**Your instructions**
Check each line of the data below for the word "this", then extract the ones that have it.

----------

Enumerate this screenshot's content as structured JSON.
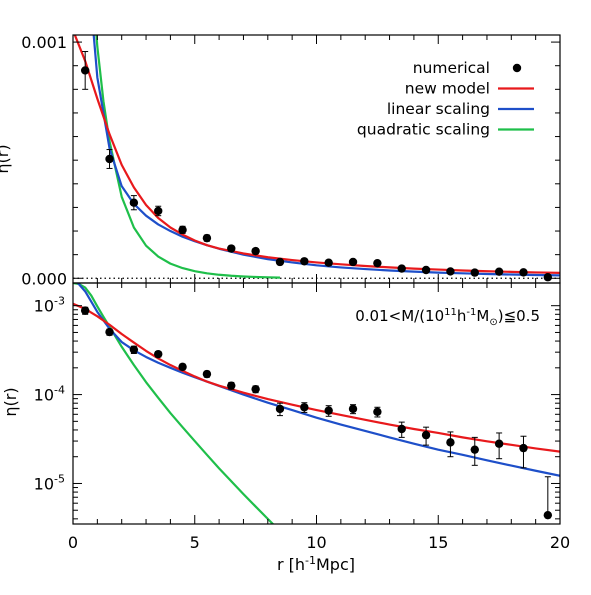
{
  "chart_data": {
    "type": "line",
    "xlabel_html": "r [h<sup>-1</sup>Mpc]",
    "x_ticks": [
      "0",
      "5",
      "10",
      "15",
      "20"
    ],
    "xlim": [
      0,
      20
    ],
    "legend_placement": "top-right",
    "legend": [
      {
        "name": "numerical",
        "color": "#000000",
        "marker": "dot"
      },
      {
        "name": "new model",
        "color": "#e8191c",
        "marker": "line"
      },
      {
        "name": "linear scaling",
        "color": "#1e4fc9",
        "marker": "line"
      },
      {
        "name": "quadratic scaling",
        "color": "#1fbf4a",
        "marker": "line"
      }
    ],
    "annotation": "0.01<M/(10^11 h^-1 M_sun)≦0.5",
    "panels": [
      {
        "name": "top",
        "ylabel": "η(r)",
        "yscale": "linear",
        "ylim": [
          -2e-05,
          0.00103
        ],
        "y_ticks": [
          {
            "value": 0.0,
            "label": "0.000"
          },
          {
            "value": 0.001,
            "label": "0.001"
          }
        ],
        "zero_line": true
      },
      {
        "name": "bottom",
        "ylabel": "η(r)",
        "yscale": "log",
        "ylim": [
          3.5e-06,
          0.0018
        ],
        "y_ticks": [
          {
            "value": 0.001,
            "label": "10^-3"
          },
          {
            "value": 0.0001,
            "label": "10^-4"
          },
          {
            "value": 1e-05,
            "label": "10^-5"
          }
        ]
      }
    ],
    "numerical": {
      "x": [
        0.5,
        1.5,
        2.5,
        3.5,
        4.5,
        5.5,
        6.5,
        7.5,
        8.5,
        9.5,
        10.5,
        11.5,
        12.5,
        13.5,
        14.5,
        15.5,
        16.5,
        17.5,
        18.5,
        19.5
      ],
      "y": [
        0.00088,
        0.000505,
        0.00032,
        0.000285,
        0.000205,
        0.00017,
        0.000126,
        0.000115,
        6.9e-05,
        7.2e-05,
        6.6e-05,
        6.9e-05,
        6.4e-05,
        4.1e-05,
        3.5e-05,
        2.9e-05,
        2.4e-05,
        2.8e-05,
        2.5e-05,
        4.4e-06
      ],
      "yerr_low": [
        8e-05,
        4e-05,
        3e-05,
        2e-05,
        1.5e-05,
        1.3e-05,
        1.1e-05,
        1e-05,
        1.1e-05,
        9e-06,
        9e-06,
        8e-06,
        8e-06,
        8e-06,
        8e-06,
        9e-06,
        8e-06,
        9e-06,
        1e-05,
        0.0
      ],
      "yerr_high": [
        8e-05,
        4e-05,
        3e-05,
        2e-05,
        1.5e-05,
        1.3e-05,
        1.1e-05,
        1e-05,
        1.1e-05,
        9e-06,
        9e-06,
        8e-06,
        8e-06,
        8e-06,
        8e-06,
        9e-06,
        9e-06,
        9e-06,
        9e-06,
        7.5e-06
      ]
    },
    "curves": [
      {
        "name": "new model",
        "color": "#e8191c",
        "x": [
          0,
          0.5,
          1,
          1.5,
          2,
          2.5,
          3,
          3.5,
          4,
          4.5,
          5,
          5.5,
          6,
          7,
          8,
          9,
          10,
          11,
          12,
          13,
          14,
          15,
          16,
          17,
          18,
          19,
          20
        ],
        "y": [
          0.00105,
          0.00092,
          0.00076,
          0.00061,
          0.00048,
          0.000385,
          0.00031,
          0.000255,
          0.000215,
          0.000185,
          0.00016,
          0.00014,
          0.000126,
          0.000105,
          8.9e-05,
          7.7e-05,
          6.7e-05,
          5.9e-05,
          5.2e-05,
          4.6e-05,
          4.1e-05,
          3.7e-05,
          3.3e-05,
          2.98e-05,
          2.72e-05,
          2.48e-05,
          2.28e-05
        ]
      },
      {
        "name": "linear scaling",
        "color": "#1e4fc9",
        "x": [
          0.2,
          0.5,
          1,
          1.5,
          2,
          2.5,
          3,
          3.5,
          4,
          4.5,
          5,
          5.5,
          6,
          7,
          8,
          9,
          10,
          11,
          12,
          13,
          14,
          15,
          16,
          17,
          18,
          19,
          20
        ],
        "y": [
          0.0018,
          0.00145,
          0.00085,
          0.00055,
          0.00039,
          0.000315,
          0.000265,
          0.000228,
          0.0002,
          0.000176,
          0.000157,
          0.00014,
          0.000125,
          0.0001,
          8.1e-05,
          6.7e-05,
          5.5e-05,
          4.6e-05,
          3.9e-05,
          3.3e-05,
          2.8e-05,
          2.4e-05,
          2.1e-05,
          1.82e-05,
          1.59e-05,
          1.39e-05,
          1.22e-05
        ]
      },
      {
        "name": "quadratic scaling",
        "color": "#1fbf4a",
        "x": [
          0,
          0.25,
          0.5,
          0.75,
          1,
          1.25,
          1.5,
          2,
          2.5,
          3,
          3.5,
          4,
          4.5,
          5,
          5.5,
          6,
          6.5,
          7,
          7.5,
          8,
          8.5
        ],
        "y": [
          0.0018,
          0.00175,
          0.0016,
          0.0013,
          0.00098,
          0.00075,
          0.00058,
          0.000345,
          0.000215,
          0.000138,
          9.2e-05,
          6.2e-05,
          4.3e-05,
          3e-05,
          2.1e-05,
          1.48e-05,
          1.06e-05,
          7.6e-06,
          5.5e-06,
          4e-06,
          2.9e-06
        ]
      }
    ]
  }
}
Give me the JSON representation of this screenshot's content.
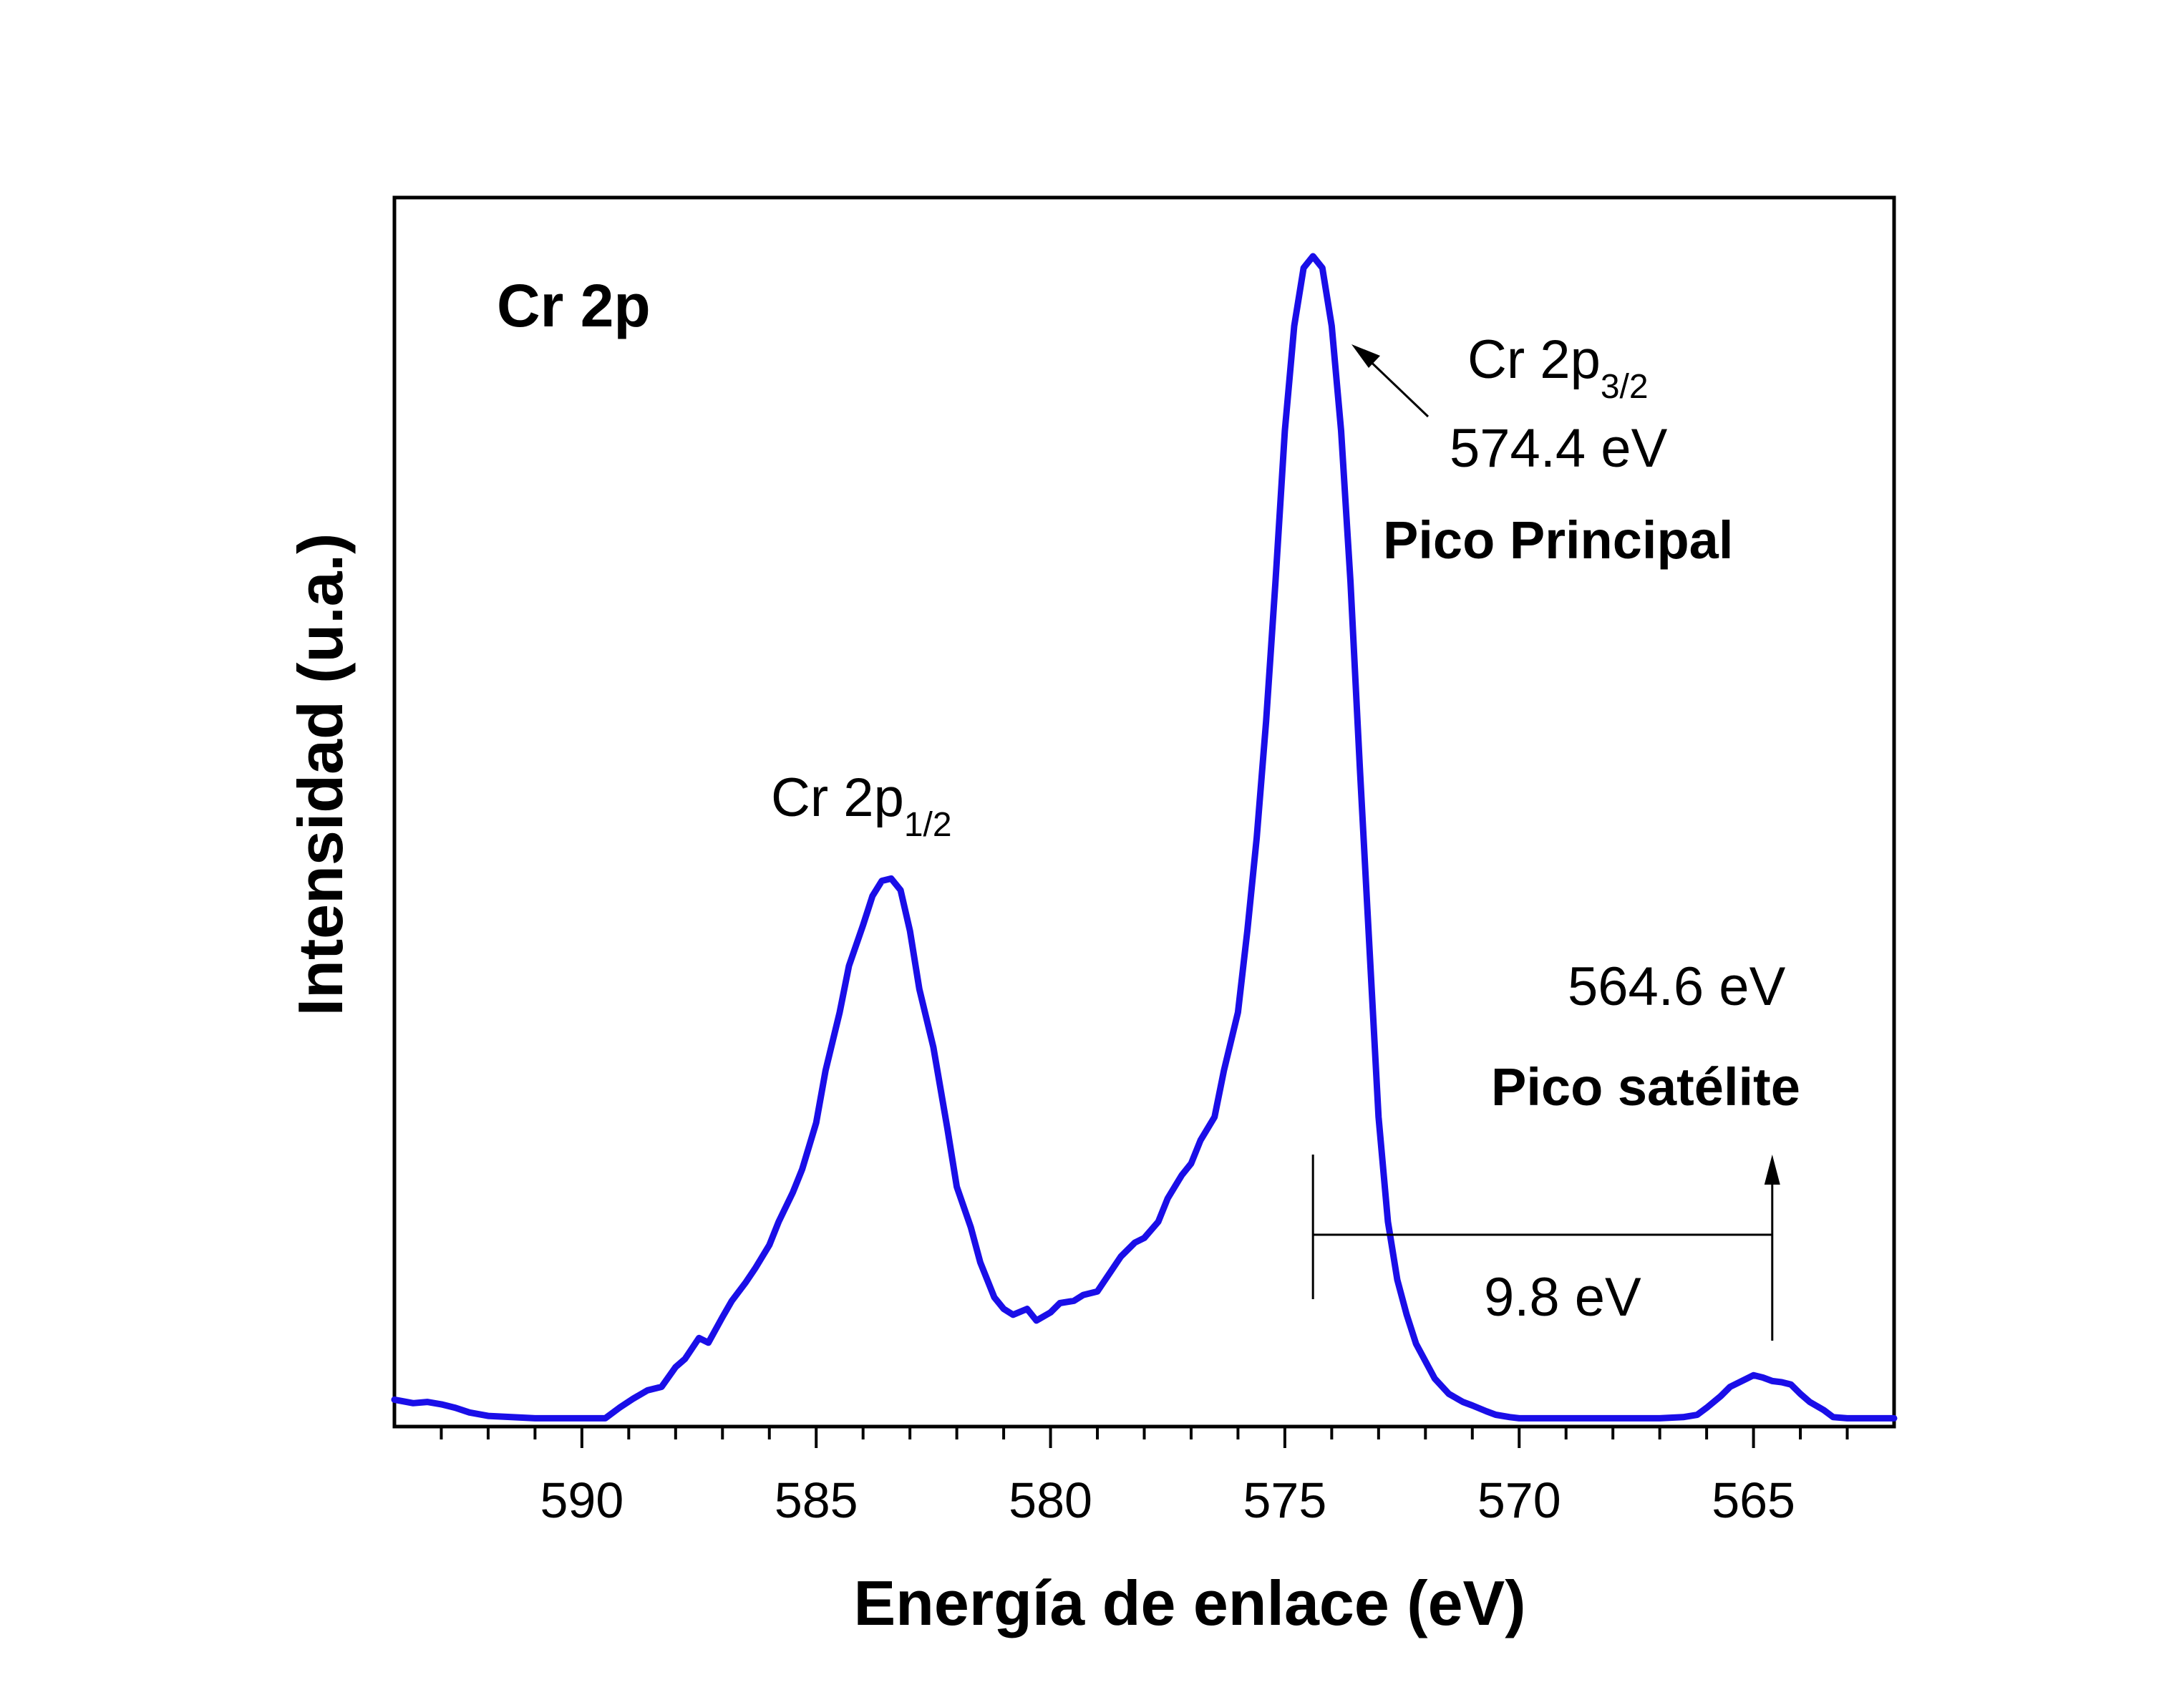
{
  "chart_data": {
    "type": "line",
    "panel_label": "Cr 2p",
    "xlabel": "Energía de enlace (eV)",
    "ylabel": "Intensidad (u.a.)",
    "xlim": [
      594,
      562
    ],
    "x_reversed": true,
    "ylim": [
      0,
      1.0
    ],
    "y_ticks_labeled": false,
    "x_ticks": [
      590,
      585,
      580,
      575,
      570,
      565
    ],
    "x_tick_labels": [
      "590",
      "585",
      "580",
      "575",
      "570",
      "565"
    ],
    "grid": false,
    "legend": "none",
    "series": [
      {
        "color": "#1a0ee8",
        "x": [
          594,
          593.6,
          593.3,
          593.0,
          592.7,
          592.4,
          592.0,
          591.5,
          591.0,
          590.5,
          590.0,
          589.5,
          589.2,
          588.9,
          588.6,
          588.3,
          588.0,
          587.8,
          587.5,
          587.3,
          587.0,
          586.8,
          586.5,
          586.3,
          586.0,
          585.8,
          585.5,
          585.3,
          585.0,
          584.8,
          584.5,
          584.3,
          584.0,
          583.8,
          583.6,
          583.4,
          583.2,
          583.0,
          582.8,
          582.5,
          582.2,
          582.0,
          581.7,
          581.5,
          581.2,
          581.0,
          580.8,
          580.5,
          580.3,
          580.0,
          579.8,
          579.5,
          579.3,
          579.0,
          578.8,
          578.5,
          578.2,
          578.0,
          577.7,
          577.5,
          577.2,
          577.0,
          576.8,
          576.5,
          576.3,
          576.0,
          575.8,
          575.6,
          575.4,
          575.2,
          575.0,
          574.8,
          574.6,
          574.4,
          574.2,
          574.0,
          573.8,
          573.6,
          573.4,
          573.2,
          573.0,
          572.8,
          572.6,
          572.4,
          572.2,
          572.0,
          571.8,
          571.5,
          571.2,
          571.0,
          570.7,
          570.5,
          570.2,
          570.0,
          569.5,
          569.0,
          568.5,
          568.0,
          567.5,
          567.0,
          566.5,
          566.2,
          566.0,
          565.7,
          565.5,
          565.2,
          565.0,
          564.8,
          564.6,
          564.4,
          564.2,
          564.0,
          563.8,
          563.5,
          563.3,
          563.0,
          562.5,
          562.0
        ],
        "y": [
          0.017,
          0.014,
          0.015,
          0.013,
          0.01,
          0.006,
          0.003,
          0.002,
          0.001,
          0.001,
          0.001,
          0.001,
          0.01,
          0.018,
          0.025,
          0.028,
          0.045,
          0.052,
          0.07,
          0.066,
          0.088,
          0.102,
          0.118,
          0.13,
          0.15,
          0.17,
          0.195,
          0.215,
          0.255,
          0.3,
          0.35,
          0.39,
          0.425,
          0.45,
          0.463,
          0.465,
          0.455,
          0.42,
          0.37,
          0.32,
          0.25,
          0.2,
          0.165,
          0.135,
          0.105,
          0.095,
          0.09,
          0.095,
          0.085,
          0.092,
          0.1,
          0.102,
          0.107,
          0.11,
          0.122,
          0.14,
          0.152,
          0.156,
          0.17,
          0.19,
          0.21,
          0.22,
          0.24,
          0.26,
          0.3,
          0.35,
          0.42,
          0.5,
          0.6,
          0.72,
          0.85,
          0.94,
          0.99,
          1.0,
          0.99,
          0.94,
          0.85,
          0.72,
          0.56,
          0.41,
          0.26,
          0.17,
          0.12,
          0.09,
          0.065,
          0.05,
          0.035,
          0.022,
          0.015,
          0.012,
          0.007,
          0.004,
          0.002,
          0.001,
          0.001,
          0.001,
          0.001,
          0.001,
          0.001,
          0.001,
          0.002,
          0.004,
          0.01,
          0.02,
          0.028,
          0.034,
          0.038,
          0.036,
          0.033,
          0.032,
          0.03,
          0.022,
          0.015,
          0.008,
          0.002,
          0.001,
          0.001,
          0.001
        ]
      }
    ],
    "annotations": {
      "peak_main": {
        "name": "Cr 2p",
        "sub": "3/2",
        "energy": "574.4 eV",
        "label": "Pico Principal"
      },
      "peak_half": {
        "name": "Cr 2p",
        "sub": "1/2"
      },
      "satellite": {
        "energy": "564.6 eV",
        "label": "Pico satélite",
        "x": 564.6
      },
      "separation": {
        "label": "9.8 eV",
        "x_from": 574.4,
        "x_to": 564.6
      }
    }
  }
}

----------

**Response**
Enumerate this screenshot's content as structured JSON.
Give me the JSON representation of this screenshot's content.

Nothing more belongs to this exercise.